Look for the string "otwór" and copy every line that has it.

══════════════════════════════

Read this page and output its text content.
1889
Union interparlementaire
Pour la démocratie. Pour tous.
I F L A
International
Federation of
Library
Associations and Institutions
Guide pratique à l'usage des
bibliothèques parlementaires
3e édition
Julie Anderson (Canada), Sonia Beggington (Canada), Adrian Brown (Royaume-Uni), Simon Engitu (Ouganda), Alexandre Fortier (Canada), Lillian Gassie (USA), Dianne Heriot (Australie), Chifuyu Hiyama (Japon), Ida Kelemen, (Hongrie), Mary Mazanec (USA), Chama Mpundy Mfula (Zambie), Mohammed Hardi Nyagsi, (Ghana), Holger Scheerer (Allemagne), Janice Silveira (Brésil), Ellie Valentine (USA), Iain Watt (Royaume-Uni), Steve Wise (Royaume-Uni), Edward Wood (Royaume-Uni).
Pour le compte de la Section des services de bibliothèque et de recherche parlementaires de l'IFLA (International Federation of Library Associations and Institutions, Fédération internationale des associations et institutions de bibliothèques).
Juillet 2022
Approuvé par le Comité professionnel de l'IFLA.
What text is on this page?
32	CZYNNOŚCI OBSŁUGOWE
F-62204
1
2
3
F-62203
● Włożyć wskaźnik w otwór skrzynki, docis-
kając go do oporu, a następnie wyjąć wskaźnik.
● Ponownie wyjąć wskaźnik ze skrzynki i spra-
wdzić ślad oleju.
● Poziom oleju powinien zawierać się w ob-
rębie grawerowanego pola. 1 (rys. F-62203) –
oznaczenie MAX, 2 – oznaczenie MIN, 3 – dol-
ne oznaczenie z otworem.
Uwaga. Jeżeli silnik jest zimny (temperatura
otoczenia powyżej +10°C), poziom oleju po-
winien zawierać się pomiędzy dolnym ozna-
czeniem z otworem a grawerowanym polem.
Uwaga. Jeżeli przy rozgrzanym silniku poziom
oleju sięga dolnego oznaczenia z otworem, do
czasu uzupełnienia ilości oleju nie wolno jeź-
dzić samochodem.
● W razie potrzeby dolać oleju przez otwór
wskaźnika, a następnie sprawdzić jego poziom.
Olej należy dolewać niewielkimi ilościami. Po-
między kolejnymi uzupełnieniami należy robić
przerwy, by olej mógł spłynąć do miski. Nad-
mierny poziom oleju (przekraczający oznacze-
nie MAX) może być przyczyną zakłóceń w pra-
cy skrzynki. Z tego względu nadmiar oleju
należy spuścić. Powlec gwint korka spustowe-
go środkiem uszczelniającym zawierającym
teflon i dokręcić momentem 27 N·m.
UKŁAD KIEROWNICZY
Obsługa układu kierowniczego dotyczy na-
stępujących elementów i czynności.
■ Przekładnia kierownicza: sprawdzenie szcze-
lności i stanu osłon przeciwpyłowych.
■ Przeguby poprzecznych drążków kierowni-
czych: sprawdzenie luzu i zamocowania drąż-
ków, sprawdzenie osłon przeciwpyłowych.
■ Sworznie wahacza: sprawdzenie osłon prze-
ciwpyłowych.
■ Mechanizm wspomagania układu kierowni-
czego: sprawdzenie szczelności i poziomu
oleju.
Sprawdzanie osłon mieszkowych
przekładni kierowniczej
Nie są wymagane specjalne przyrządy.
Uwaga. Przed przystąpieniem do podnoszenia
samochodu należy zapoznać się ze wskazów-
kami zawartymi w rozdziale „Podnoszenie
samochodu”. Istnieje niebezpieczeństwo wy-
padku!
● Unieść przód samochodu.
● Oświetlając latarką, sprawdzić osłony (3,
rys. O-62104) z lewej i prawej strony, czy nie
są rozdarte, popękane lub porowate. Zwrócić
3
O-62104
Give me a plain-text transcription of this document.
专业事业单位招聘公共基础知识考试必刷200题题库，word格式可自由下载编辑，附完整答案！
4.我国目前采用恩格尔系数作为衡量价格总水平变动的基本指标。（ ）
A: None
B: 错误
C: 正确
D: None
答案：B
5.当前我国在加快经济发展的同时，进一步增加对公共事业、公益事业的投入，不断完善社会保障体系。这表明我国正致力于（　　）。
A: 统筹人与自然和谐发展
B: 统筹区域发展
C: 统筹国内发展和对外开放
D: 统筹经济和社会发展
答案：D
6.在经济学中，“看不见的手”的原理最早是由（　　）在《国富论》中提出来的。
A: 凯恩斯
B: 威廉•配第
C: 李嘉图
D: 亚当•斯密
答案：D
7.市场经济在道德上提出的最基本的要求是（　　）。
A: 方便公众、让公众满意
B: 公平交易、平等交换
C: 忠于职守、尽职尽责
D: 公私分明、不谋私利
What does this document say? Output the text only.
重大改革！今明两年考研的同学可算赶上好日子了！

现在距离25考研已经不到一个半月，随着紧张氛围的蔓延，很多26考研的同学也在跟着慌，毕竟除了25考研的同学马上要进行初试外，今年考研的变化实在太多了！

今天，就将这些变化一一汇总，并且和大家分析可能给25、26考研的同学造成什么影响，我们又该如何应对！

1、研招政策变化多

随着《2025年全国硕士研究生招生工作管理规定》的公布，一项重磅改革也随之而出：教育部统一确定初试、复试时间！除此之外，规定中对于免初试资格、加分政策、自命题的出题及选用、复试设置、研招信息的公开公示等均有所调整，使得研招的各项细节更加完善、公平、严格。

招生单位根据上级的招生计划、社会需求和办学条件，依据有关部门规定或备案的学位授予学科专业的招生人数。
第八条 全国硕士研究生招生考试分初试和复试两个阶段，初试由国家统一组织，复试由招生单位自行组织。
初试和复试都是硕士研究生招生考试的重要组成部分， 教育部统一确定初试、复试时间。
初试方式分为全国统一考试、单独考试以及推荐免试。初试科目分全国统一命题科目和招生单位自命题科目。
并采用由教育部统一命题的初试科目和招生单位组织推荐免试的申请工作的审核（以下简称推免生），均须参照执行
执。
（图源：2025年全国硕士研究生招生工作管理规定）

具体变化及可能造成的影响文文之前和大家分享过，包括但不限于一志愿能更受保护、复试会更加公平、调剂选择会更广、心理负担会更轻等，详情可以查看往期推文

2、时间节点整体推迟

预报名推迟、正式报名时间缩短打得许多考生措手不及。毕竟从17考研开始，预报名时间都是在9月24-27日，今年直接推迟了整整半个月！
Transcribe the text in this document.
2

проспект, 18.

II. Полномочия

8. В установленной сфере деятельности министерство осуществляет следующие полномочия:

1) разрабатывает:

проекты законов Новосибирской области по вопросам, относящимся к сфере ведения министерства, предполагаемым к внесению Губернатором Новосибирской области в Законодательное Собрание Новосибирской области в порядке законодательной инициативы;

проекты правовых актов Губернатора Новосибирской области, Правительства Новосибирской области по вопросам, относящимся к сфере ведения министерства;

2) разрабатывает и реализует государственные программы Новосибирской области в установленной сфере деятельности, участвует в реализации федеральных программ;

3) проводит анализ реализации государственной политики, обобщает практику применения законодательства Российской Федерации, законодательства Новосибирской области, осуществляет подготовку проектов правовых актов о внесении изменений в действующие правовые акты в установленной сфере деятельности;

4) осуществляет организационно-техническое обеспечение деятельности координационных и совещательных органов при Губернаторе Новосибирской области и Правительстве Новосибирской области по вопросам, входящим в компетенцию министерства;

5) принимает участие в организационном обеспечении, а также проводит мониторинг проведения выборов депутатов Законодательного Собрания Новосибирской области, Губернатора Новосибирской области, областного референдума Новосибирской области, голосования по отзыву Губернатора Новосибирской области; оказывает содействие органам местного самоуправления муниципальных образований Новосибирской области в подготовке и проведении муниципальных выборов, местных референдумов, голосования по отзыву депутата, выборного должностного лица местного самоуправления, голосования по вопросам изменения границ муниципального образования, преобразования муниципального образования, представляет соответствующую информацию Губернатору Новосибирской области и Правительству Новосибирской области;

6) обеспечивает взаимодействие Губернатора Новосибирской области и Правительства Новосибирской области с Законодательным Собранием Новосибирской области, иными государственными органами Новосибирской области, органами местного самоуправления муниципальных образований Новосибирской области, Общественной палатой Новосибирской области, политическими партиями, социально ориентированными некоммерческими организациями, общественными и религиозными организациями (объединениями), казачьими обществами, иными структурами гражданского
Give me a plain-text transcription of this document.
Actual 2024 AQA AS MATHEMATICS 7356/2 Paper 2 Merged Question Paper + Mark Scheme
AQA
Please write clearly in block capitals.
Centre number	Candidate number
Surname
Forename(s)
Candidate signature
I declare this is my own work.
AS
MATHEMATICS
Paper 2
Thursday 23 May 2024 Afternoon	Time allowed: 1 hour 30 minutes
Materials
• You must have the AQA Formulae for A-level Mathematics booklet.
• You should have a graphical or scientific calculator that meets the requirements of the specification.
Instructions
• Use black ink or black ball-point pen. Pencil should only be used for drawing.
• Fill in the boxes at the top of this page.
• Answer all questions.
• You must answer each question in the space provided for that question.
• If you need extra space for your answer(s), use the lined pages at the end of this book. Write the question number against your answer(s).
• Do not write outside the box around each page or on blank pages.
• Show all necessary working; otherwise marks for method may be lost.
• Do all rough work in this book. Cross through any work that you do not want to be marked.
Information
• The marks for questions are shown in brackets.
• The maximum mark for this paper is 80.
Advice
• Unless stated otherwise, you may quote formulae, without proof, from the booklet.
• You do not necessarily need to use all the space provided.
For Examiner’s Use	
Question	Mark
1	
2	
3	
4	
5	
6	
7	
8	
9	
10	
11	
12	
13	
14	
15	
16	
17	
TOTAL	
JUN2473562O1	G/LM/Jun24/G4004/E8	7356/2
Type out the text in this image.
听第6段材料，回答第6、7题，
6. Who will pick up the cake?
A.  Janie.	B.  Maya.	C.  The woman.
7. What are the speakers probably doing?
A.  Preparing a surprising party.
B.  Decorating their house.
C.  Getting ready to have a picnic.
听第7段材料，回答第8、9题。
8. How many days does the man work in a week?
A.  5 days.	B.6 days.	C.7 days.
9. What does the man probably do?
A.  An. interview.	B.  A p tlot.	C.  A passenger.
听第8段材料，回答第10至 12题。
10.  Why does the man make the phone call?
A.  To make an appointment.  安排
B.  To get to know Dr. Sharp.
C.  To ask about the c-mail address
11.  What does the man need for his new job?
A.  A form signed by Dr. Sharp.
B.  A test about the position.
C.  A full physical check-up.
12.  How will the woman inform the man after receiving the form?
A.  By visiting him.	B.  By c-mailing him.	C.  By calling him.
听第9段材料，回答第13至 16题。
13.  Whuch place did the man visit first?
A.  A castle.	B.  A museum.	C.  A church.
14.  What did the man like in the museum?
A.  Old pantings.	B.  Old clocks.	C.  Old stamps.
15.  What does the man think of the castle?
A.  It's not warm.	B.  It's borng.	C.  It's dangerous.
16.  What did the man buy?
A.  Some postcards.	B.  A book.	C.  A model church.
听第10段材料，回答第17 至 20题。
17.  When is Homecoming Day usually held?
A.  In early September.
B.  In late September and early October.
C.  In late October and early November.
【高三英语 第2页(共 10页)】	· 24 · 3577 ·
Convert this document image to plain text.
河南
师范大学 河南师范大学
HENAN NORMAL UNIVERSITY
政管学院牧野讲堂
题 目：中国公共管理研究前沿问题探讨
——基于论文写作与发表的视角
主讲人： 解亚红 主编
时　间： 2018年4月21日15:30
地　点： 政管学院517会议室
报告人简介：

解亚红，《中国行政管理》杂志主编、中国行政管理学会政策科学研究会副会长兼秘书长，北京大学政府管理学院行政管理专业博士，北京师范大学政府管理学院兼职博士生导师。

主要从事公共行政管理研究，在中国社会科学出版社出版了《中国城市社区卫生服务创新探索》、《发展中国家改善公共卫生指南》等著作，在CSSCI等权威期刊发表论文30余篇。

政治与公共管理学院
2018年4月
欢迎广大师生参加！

══════════════════════════════

→ SOLUTION
● Włożyć wskaźnik w otwór skrzynki, docis-
● W razie potrzeby dolać oleju przez otwór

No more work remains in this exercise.